Data supplied:
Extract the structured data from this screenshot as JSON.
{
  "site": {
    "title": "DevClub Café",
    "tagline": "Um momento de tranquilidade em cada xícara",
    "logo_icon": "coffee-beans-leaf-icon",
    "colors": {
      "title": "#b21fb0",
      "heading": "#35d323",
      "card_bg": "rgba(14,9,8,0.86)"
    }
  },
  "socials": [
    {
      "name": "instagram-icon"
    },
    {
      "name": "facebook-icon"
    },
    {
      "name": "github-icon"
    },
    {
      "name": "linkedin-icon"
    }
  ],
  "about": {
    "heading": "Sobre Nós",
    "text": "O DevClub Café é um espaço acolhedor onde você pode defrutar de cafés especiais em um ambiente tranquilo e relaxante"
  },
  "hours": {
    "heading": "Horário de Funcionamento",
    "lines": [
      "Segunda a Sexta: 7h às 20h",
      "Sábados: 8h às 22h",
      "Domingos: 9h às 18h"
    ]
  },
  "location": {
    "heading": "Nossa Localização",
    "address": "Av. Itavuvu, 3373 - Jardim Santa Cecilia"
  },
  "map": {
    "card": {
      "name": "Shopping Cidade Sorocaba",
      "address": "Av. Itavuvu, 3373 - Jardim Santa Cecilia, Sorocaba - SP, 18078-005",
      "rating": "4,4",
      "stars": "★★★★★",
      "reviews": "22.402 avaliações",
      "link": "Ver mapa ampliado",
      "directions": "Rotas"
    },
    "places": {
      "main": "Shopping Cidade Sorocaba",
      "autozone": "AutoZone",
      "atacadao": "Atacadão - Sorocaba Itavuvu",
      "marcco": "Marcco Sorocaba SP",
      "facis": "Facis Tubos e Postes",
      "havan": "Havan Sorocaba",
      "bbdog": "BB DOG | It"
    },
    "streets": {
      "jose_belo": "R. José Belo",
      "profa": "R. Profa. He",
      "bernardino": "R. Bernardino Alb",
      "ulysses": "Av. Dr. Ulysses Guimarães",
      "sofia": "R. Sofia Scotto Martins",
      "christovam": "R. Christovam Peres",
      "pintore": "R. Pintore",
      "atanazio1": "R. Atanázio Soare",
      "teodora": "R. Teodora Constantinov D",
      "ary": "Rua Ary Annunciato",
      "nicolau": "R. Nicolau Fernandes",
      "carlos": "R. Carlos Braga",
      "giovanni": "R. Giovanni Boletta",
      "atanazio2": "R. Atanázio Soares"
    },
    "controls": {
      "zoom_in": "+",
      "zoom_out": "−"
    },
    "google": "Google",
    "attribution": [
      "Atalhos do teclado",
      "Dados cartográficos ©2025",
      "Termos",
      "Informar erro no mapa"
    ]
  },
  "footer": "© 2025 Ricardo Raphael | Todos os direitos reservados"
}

Short task: From the entries, copy out each line containing the word "Shopping".

The output:
      "name": "Shopping Cidade Sorocaba",
      "main": "Shopping Cidade Sorocaba",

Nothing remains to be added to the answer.